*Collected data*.
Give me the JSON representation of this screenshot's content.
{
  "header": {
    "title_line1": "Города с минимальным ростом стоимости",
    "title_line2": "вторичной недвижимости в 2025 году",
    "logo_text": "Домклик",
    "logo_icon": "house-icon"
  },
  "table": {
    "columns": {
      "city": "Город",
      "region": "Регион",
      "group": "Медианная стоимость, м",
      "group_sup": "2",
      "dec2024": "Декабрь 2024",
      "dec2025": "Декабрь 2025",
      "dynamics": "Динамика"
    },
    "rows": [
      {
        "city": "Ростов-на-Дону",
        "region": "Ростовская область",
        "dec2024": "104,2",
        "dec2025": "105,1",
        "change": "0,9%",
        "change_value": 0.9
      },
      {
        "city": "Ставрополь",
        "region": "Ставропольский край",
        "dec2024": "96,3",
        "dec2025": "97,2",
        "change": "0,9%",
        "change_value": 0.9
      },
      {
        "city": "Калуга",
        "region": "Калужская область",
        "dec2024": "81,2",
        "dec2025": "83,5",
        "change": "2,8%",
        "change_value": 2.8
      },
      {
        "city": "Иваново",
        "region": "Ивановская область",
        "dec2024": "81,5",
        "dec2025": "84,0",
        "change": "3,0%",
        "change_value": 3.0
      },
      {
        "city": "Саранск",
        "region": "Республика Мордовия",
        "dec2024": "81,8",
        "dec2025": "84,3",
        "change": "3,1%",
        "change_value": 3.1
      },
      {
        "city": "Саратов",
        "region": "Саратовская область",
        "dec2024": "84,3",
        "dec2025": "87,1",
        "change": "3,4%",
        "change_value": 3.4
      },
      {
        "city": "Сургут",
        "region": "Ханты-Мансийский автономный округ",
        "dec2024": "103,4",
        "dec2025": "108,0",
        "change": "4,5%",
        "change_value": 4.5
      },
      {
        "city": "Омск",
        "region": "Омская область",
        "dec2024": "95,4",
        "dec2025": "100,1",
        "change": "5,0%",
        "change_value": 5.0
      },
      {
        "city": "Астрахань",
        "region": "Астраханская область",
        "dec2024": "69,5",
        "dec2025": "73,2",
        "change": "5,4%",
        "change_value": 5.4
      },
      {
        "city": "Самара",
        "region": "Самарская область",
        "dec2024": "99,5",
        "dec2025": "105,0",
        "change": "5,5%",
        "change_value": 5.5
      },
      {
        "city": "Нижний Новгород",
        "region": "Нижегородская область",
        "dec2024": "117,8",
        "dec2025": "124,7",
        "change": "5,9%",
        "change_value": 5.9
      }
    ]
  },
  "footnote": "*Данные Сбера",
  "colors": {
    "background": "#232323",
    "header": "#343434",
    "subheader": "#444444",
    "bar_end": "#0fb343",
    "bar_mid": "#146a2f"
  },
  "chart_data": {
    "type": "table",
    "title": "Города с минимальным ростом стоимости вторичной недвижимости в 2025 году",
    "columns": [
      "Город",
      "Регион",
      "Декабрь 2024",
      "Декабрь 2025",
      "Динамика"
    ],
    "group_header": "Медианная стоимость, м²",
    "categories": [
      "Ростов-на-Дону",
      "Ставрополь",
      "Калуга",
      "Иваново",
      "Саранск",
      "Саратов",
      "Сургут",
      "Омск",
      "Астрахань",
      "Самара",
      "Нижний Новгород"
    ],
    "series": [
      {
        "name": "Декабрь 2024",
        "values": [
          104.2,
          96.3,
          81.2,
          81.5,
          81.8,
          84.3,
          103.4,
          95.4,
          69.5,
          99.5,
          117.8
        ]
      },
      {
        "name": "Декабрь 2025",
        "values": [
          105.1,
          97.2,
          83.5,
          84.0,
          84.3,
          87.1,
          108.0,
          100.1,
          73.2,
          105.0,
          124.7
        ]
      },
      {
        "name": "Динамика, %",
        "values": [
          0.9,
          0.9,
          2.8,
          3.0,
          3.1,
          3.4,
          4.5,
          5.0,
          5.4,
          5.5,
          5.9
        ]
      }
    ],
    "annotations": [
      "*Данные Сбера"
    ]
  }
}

*WHAT TO WORK ON*. Take the material above and return all of it exactly.

*RESPONSE TO THIS EXERCISE*.
Give me the JSON representation of this screenshot's content.
{
  "header": {
    "title_line1": "Города с минимальным ростом стоимости",
    "title_line2": "вторичной недвижимости в 2025 году",
    "logo_text": "Домклик",
    "logo_icon": "house-icon"
  },
  "table": {
    "columns": {
      "city": "Город",
      "region": "Регион",
      "group": "Медианная стоимость, м",
      "group_sup": "2",
      "dec2024": "Декабрь 2024",
      "dec2025": "Декабрь 2025",
      "dynamics": "Динамика"
    },
    "rows": [
      {
        "city": "Ростов-на-Дону",
        "region": "Ростовская область",
        "dec2024": "104,2",
        "dec2025": "105,1",
        "change": "0,9%",
        "change_value": 0.9
      },
      {
        "city": "Ставрополь",
        "region": "Ставропольский край",
        "dec2024": "96,3",
        "dec2025": "97,2",
        "change": "0,9%",
        "change_value": 0.9
      },
      {
        "city": "Калуга",
        "region": "Калужская область",
        "dec2024": "81,2",
        "dec2025": "83,5",
        "change": "2,8%",
        "change_value": 2.8
      },
      {
        "city": "Иваново",
        "region": "Ивановская область",
        "dec2024": "81,5",
        "dec2025": "84,0",
        "change": "3,0%",
        "change_value": 3.0
      },
      {
        "city": "Саранск",
        "region": "Республика Мордовия",
        "dec2024": "81,8",
        "dec2025": "84,3",
        "change": "3,1%",
        "change_value": 3.1
      },
      {
        "city": "Саратов",
        "region": "Саратовская область",
        "dec2024": "84,3",
        "dec2025": "87,1",
        "change": "3,4%",
        "change_value": 3.4
      },
      {
        "city": "Сургут",
        "region": "Ханты-Мансийский автономный округ",
        "dec2024": "103,4",
        "dec2025": "108,0",
        "change": "4,5%",
        "change_value": 4.5
      },
      {
        "city": "Омск",
        "region": "Омская область",
        "dec2024": "95,4",
        "dec2025": "100,1",
        "change": "5,0%",
        "change_value": 5.0
      },
      {
        "city": "Астрахань",
        "region": "Астраханская область",
        "dec2024": "69,5",
        "dec2025": "73,2",
        "change": "5,4%",
        "change_value": 5.4
      },
      {
        "city": "Самара",
        "region": "Самарская область",
        "dec2024": "99,5",
        "dec2025": "105,0",
        "change": "5,5%",
        "change_value": 5.5
      },
      {
        "city": "Нижний Новгород",
        "region": "Нижегородская область",
        "dec2024": "117,8",
        "dec2025": "124,7",
        "change": "5,9%",
        "change_value": 5.9
      }
    ]
  },
  "footnote": "*Данные Сбера",
  "colors": {
    "background": "#232323",
    "header": "#343434",
    "subheader": "#444444",
    "bar_end": "#0fb343",
    "bar_mid": "#146a2f"
  },
  "chart_data": {
    "type": "table",
    "title": "Города с минимальным ростом стоимости вторичной недвижимости в 2025 году",
    "columns": [
      "Город",
      "Регион",
      "Декабрь 2024",
      "Декабрь 2025",
      "Динамика"
    ],
    "group_header": "Медианная стоимость, м²",
    "categories": [
      "Ростов-на-Дону",
      "Ставрополь",
      "Калуга",
      "Иваново",
      "Саранск",
      "Саратов",
      "Сургут",
      "Омск",
      "Астрахань",
      "Самара",
      "Нижний Новгород"
    ],
    "series": [
      {
        "name": "Декабрь 2024",
        "values": [
          104.2,
          96.3,
          81.2,
          81.5,
          81.8,
          84.3,
          103.4,
          95.4,
          69.5,
          99.5,
          117.8
        ]
      },
      {
        "name": "Декабрь 2025",
        "values": [
          105.1,
          97.2,
          83.5,
          84.0,
          84.3,
          87.1,
          108.0,
          100.1,
          73.2,
          105.0,
          124.7
        ]
      },
      {
        "name": "Динамика, %",
        "values": [
          0.9,
          0.9,
          2.8,
          3.0,
          3.1,
          3.4,
          4.5,
          5.0,
          5.4,
          5.5,
          5.9
        ]
      }
    ],
    "annotations": [
      "*Данные Сбера"
    ]
  }
}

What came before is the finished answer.